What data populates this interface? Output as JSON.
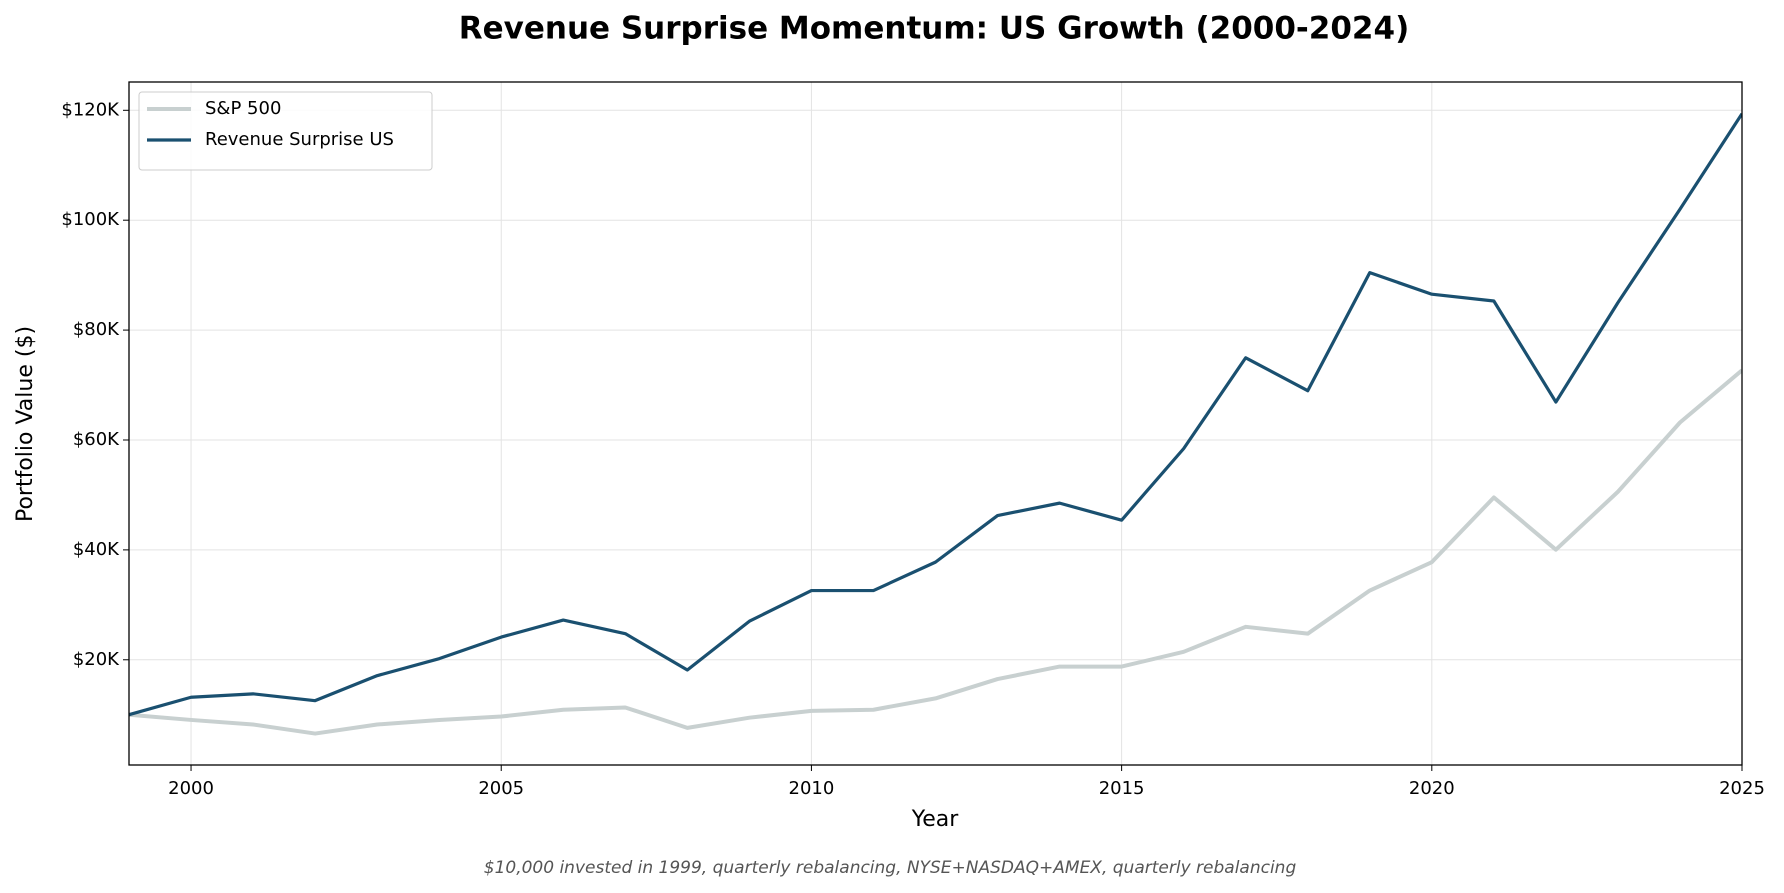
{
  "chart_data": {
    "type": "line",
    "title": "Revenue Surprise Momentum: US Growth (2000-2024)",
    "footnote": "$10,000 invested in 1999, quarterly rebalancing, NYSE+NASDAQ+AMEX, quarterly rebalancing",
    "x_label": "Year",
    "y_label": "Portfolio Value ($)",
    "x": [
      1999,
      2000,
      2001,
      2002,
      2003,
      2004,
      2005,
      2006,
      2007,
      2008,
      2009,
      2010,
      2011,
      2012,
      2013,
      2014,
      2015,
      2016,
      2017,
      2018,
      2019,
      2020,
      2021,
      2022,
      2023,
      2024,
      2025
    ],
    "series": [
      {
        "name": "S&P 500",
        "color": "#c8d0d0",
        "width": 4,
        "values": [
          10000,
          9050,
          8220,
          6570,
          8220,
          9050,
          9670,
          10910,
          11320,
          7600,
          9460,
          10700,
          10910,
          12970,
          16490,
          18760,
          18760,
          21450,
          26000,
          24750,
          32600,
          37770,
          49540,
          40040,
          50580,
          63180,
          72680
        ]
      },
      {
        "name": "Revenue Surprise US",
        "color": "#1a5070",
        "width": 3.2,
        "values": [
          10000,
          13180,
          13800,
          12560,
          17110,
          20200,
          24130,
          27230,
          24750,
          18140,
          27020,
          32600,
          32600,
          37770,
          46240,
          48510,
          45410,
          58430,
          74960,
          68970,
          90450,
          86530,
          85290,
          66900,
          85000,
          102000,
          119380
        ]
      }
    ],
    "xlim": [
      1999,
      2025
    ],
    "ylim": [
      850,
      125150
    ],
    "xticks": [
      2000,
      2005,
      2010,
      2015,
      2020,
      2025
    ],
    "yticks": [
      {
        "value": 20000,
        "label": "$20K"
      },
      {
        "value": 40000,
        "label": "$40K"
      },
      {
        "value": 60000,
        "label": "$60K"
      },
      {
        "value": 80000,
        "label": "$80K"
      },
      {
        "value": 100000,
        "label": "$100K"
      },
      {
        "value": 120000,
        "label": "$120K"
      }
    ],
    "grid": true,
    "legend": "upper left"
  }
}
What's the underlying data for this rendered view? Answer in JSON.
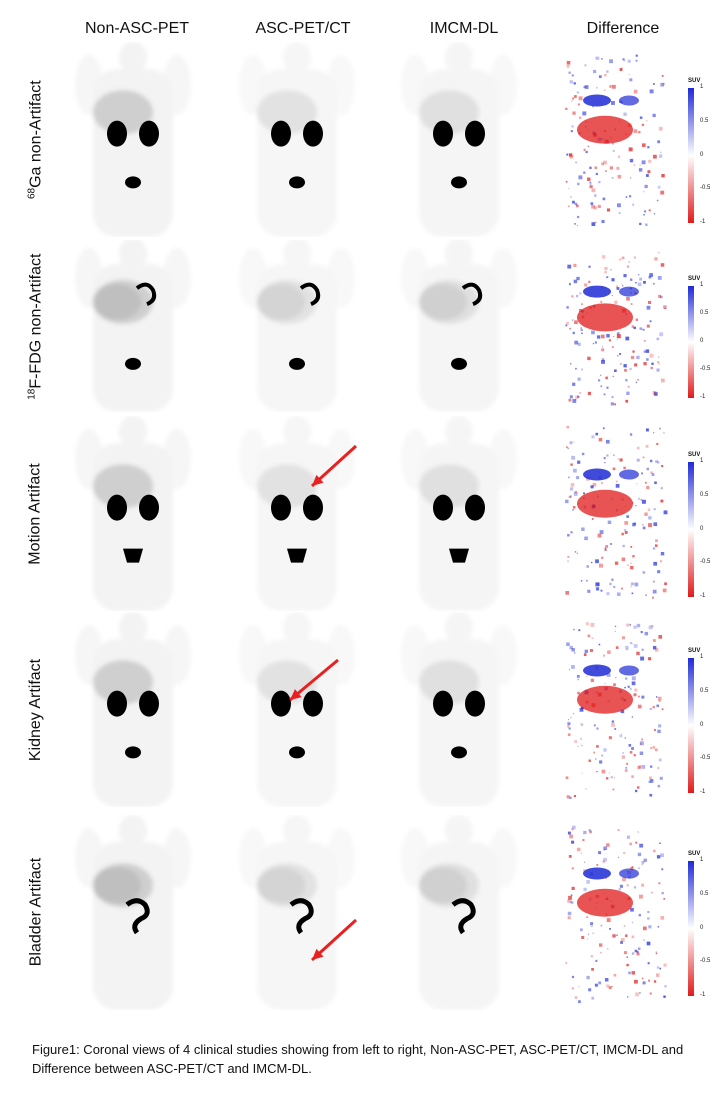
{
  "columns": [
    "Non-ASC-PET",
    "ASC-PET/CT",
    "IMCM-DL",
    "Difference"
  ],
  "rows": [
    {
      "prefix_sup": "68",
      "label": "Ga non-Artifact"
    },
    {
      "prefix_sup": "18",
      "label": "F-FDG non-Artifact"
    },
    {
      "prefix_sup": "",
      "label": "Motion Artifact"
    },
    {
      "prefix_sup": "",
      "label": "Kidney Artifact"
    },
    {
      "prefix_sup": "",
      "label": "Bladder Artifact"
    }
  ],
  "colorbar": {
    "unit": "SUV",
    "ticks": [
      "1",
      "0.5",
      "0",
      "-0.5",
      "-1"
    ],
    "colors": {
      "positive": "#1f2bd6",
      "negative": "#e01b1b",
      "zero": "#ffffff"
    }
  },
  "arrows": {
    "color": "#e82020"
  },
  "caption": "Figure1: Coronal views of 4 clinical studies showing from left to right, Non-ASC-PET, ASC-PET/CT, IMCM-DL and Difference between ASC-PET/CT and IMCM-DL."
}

━━━━━━━━━━━━━━━━━━━━

- **WHAT IS EXPECTED**
Repeat all of the data above word for word, minus the pictures.

- **OUTPUT FOR THIS TASK**
What data populates this interface? Output as JSON.
{
  "chart_data": {
    "type": "line",
    "title": "Revenue Surprise Momentum: US Growth (2000-2024)",
    "footnote": "$10,000 invested in 1999, quarterly rebalancing, NYSE+NASDAQ+AMEX, quarterly rebalancing",
    "x_label": "Year",
    "y_label": "Portfolio Value ($)",
    "x": [
      1999,
      2000,
      2001,
      2002,
      2003,
      2004,
      2005,
      2006,
      2007,
      2008,
      2009,
      2010,
      2011,
      2012,
      2013,
      2014,
      2015,
      2016,
      2017,
      2018,
      2019,
      2020,
      2021,
      2022,
      2023,
      2024,
      2025
    ],
    "series": [
      {
        "name": "S&P 500",
        "color": "#c8d0d0",
        "width": 4,
        "values": [
          10000,
          9050,
          8220,
          6570,
          8220,
          9050,
          9670,
          10910,
          11320,
          7600,
          9460,
          10700,
          10910,
          12970,
          16490,
          18760,
          18760,
          21450,
          26000,
          24750,
          32600,
          37770,
          49540,
          40040,
          50580,
          63180,
          72680
        ]
      },
      {
        "name": "Revenue Surprise US",
        "color": "#1a5070",
        "width": 3.2,
        "values": [
          10000,
          13180,
          13800,
          12560,
          17110,
          20200,
          24130,
          27230,
          24750,
          18140,
          27020,
          32600,
          32600,
          37770,
          46240,
          48510,
          45410,
          58430,
          74960,
          68970,
          90450,
          86530,
          85290,
          66900,
          85000,
          102000,
          119380
        ]
      }
    ],
    "xlim": [
      1999,
      2025
    ],
    "ylim": [
      850,
      125150
    ],
    "xticks": [
      2000,
      2005,
      2010,
      2015,
      2020,
      2025
    ],
    "yticks": [
      {
        "value": 20000,
        "label": "$20K"
      },
      {
        "value": 40000,
        "label": "$40K"
      },
      {
        "value": 60000,
        "label": "$60K"
      },
      {
        "value": 80000,
        "label": "$80K"
      },
      {
        "value": 100000,
        "label": "$100K"
      },
      {
        "value": 120000,
        "label": "$120K"
      }
    ],
    "grid": true,
    "legend": "upper left"
  }
}
What's the underlying data for this rendered view? Answer in JSON.
{
  "columns": [
    "Non-ASC-PET",
    "ASC-PET/CT",
    "IMCM-DL",
    "Difference"
  ],
  "rows": [
    {
      "prefix_sup": "68",
      "label": "Ga non-Artifact"
    },
    {
      "prefix_sup": "18",
      "label": "F-FDG non-Artifact"
    },
    {
      "prefix_sup": "",
      "label": "Motion Artifact"
    },
    {
      "prefix_sup": "",
      "label": "Kidney Artifact"
    },
    {
      "prefix_sup": "",
      "label": "Bladder Artifact"
    }
  ],
  "colorbar": {
    "unit": "SUV",
    "ticks": [
      "1",
      "0.5",
      "0",
      "-0.5",
      "-1"
    ],
    "colors": {
      "positive": "#1f2bd6",
      "negative": "#e01b1b",
      "zero": "#ffffff"
    }
  },
  "arrows": {
    "color": "#e82020"
  },
  "caption": "Figure1: Coronal views of 4 clinical studies showing from left to right, Non-ASC-PET, ASC-PET/CT, IMCM-DL and Difference between ASC-PET/CT and IMCM-DL."
}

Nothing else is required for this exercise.